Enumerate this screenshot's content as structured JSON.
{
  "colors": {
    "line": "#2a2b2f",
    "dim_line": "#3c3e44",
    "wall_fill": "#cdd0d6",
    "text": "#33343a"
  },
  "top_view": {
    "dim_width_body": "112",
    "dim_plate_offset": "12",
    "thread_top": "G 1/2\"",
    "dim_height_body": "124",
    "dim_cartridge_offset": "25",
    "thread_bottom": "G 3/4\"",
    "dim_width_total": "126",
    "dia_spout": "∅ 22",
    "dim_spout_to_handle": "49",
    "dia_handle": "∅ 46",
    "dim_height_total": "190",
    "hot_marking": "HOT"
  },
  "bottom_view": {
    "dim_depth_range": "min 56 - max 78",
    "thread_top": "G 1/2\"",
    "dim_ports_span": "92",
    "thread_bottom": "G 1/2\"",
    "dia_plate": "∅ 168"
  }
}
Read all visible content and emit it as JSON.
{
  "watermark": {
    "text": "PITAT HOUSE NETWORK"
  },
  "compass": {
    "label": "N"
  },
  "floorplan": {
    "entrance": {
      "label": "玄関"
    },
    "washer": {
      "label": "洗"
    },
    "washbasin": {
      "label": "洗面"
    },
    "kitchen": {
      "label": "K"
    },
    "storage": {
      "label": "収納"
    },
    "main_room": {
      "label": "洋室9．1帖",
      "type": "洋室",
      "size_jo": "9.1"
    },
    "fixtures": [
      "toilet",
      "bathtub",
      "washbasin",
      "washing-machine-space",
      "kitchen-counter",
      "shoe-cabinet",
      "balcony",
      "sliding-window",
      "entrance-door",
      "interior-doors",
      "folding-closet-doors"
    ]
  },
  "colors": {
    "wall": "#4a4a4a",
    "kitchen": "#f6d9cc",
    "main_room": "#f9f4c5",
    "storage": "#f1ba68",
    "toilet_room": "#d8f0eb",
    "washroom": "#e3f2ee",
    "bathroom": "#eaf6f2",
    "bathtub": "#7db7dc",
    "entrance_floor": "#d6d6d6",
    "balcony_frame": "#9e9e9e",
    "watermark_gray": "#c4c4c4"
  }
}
------------------------------------------------------------
Every line above should be written out again exactly as it stands.

## Exercise answer:
Enumerate this screenshot's content as structured JSON.
{
  "colors": {
    "line": "#2a2b2f",
    "dim_line": "#3c3e44",
    "wall_fill": "#cdd0d6",
    "text": "#33343a"
  },
  "top_view": {
    "dim_width_body": "112",
    "dim_plate_offset": "12",
    "thread_top": "G 1/2\"",
    "dim_height_body": "124",
    "dim_cartridge_offset": "25",
    "thread_bottom": "G 3/4\"",
    "dim_width_total": "126",
    "dia_spout": "∅ 22",
    "dim_spout_to_handle": "49",
    "dia_handle": "∅ 46",
    "dim_height_total": "190",
    "hot_marking": "HOT"
  },
  "bottom_view": {
    "dim_depth_range": "min 56 - max 78",
    "thread_top": "G 1/2\"",
    "dim_ports_span": "92",
    "thread_bottom": "G 1/2\"",
    "dia_plate": "∅ 168"
  }
}
Read all visible content and emit it as JSON.
{
  "watermark": {
    "text": "PITAT HOUSE NETWORK"
  },
  "compass": {
    "label": "N"
  },
  "floorplan": {
    "entrance": {
      "label": "玄関"
    },
    "washer": {
      "label": "洗"
    },
    "washbasin": {
      "label": "洗面"
    },
    "kitchen": {
      "label": "K"
    },
    "storage": {
      "label": "収納"
    },
    "main_room": {
      "label": "洋室9．1帖",
      "type": "洋室",
      "size_jo": "9.1"
    },
    "fixtures": [
      "toilet",
      "bathtub",
      "washbasin",
      "washing-machine-space",
      "kitchen-counter",
      "shoe-cabinet",
      "balcony",
      "sliding-window",
      "entrance-door",
      "interior-doors",
      "folding-closet-doors"
    ]
  },
  "colors": {
    "wall": "#4a4a4a",
    "kitchen": "#f6d9cc",
    "main_room": "#f9f4c5",
    "storage": "#f1ba68",
    "toilet_room": "#d8f0eb",
    "washroom": "#e3f2ee",
    "bathroom": "#eaf6f2",
    "bathtub": "#7db7dc",
    "entrance_floor": "#d6d6d6",
    "balcony_frame": "#9e9e9e",
    "watermark_gray": "#c4c4c4"
  }
}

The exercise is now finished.